Extrait du document »
◇ ◇ ◇ ◇

« Cessation des hostilités » sous une semaine en Syrie ? La Russie prend la main face aux Etats-Unis

Syrie cessation hostilités Russie Etats Unis
Le ministre des Affaires étrangères russe, Sergueï Lavrov, et le secrétaire d’Etat des Etats-Unis, John Kerry, le 12 février 2016 à Munich (Allemagne).

 
Cinq heures de négociations ont été nécessaires à la grande réunion internationale à Munich, consacrée au dossier syrien, pour relancer le processus de paix. Les membres du Groupe international de soutien à la Syrie (qui rassemble dix-sept membres dont la Russie, les Etats-Unis, la France, l’Arabie saoudite, l’Iran ou le Royaume-Uni et des organisations internationales parmi lesquelles les Nations unies et la Ligue arabe) se sont mis d’accord pour « une cessation des hostilités ».
 
Mais « les territoires contrôlés par les groupes terroristes » ne seront apriori pas concernés. Et les protagonistes de la guerre civile syrienne n’étaient pas présents autour de la table. Autant dire que le bras de fer se situait avant tout entre la Russie et les Etats-Unis…
 

Accord : « cessation des hostilités » sur le territoire syrien

 
« Nous avons convenu une cessation des hostilités dans tout le pays dans un délai d’une semaine », a déclaré le chef de la diplomatie américaine, John Kerry. « Les États-Unis et la Russie vont piloter les modalités de mise en œuvre de cette cessation des hostilités », a précisé le ministre russe des Affaires étrangères, Sergueï Lavrov. « Cet arrêt des hostilités concernera toutes les parties au conflit à l’exception des groupes terroristes Daech (Etat Islamique) et Al-Nosra (Al-Qaïda) ».

◇ ◇ ◇ ◇

Extraits de données »
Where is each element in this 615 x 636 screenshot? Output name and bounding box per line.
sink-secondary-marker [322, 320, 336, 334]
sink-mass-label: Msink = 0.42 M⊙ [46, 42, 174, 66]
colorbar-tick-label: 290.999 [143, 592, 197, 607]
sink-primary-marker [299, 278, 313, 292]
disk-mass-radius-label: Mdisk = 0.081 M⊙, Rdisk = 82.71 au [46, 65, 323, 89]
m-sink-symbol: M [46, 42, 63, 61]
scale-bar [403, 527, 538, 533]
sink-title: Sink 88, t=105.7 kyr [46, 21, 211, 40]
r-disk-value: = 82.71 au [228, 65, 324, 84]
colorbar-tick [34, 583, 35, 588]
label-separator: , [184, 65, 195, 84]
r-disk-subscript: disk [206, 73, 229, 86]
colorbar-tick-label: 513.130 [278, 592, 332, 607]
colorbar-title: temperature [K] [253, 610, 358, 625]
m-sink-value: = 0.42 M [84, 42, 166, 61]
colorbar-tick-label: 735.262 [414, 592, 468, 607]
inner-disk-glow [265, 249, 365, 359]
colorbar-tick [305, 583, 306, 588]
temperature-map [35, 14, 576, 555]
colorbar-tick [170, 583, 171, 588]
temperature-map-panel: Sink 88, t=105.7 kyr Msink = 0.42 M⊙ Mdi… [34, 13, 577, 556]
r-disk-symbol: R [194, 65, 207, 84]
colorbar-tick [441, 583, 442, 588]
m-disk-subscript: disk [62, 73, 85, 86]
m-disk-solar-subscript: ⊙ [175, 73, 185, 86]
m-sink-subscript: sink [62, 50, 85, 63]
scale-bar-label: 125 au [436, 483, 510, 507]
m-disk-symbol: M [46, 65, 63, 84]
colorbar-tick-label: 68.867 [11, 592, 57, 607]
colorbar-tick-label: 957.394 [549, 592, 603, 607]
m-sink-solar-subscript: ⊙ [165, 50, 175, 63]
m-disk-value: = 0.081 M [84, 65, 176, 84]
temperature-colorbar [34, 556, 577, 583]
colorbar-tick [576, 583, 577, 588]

◇ ◇ ◇ ◇

Problème à traiter » Rédigez la suite de l'article sur la cessation des hostilités en Syrie, à partir de sa dernière phrase.

Réponse attendue »
 
Donc, plutôt une « pause » qu’un véritable « cessez-le-feu ». Et puis, l’armée syrienne et les troupes des rebelles dits modérés l’accepteront-elles ? Qu’en est-il des frappes aériennes sur les troupes de l’Etat Islamique ? Des diplomates occidentaux, cités par le Guardian, confirment que la Russie n’a pas donné son accord pour mettre fin à ses bombardements. De son côté, la coalition internationale chapeautée par Washington n’entend pas apriori cesser non plus ses frappes… Beaucoup de flou demeure donc.
 
Plus défini est le deuxième volet de l’accord qui constitue la livraison imminente d’une aide humanitaire importante à la population syrienne, en particulier à une série de villes assiégées, parmi lesquelles Deir Ezzor. Il est aussi entendu que les négociations inter syriennes, suspendues début février, doivent reprendre dès que possible, des négociations qui doivent avoir lieu « sans ultimatums et conditions préalables » (Sergueï Lavrov) – comme le départ d’Assad.
 

Victoire diplomatique de la Russie ?

 
Les États-Unis pourront toujours arguer des velléités guerrières russes, c’est Moscou qui a fait cette proposition de cessez-le-feu, juste avant le début de la réunion bavaroise.
 
Washington crie haut et fort qu’elle le demande depuis des mois, c’est-à-dire depuis que les Russes ont commencé à soutenir l’armée syrienne dans leur pilonnage aérien – il faut dire que cela remettait en cause son programme syrien de chaos organisé. De fait, ces quatre mois ont permis à Moscou de retourner quelque peu la situation.
 
Grâce à l’intervention russe, l’armée syrienne a relevé la tête. Elle avançait encore jeudi vers l’un des bastions les plus importants de l’insurrection dans la région d’Alep, une zone névralgique, en ce qu’elle touche la frontière turque et permettait de ce fait un approvisionnement en armes et une infiltration de combattants continuels… En huit jours, l’aviation russe aurait détruit près de 1.900 cibles terroristes, selon le ministère russe de la Défense.
 
La rébellion connaît un sérieux revers – les Russes peuvent prendre l’initiative des négociations…
 

« La campagne opérationnelle de la défaite » de l’Etat Islamique (Carter)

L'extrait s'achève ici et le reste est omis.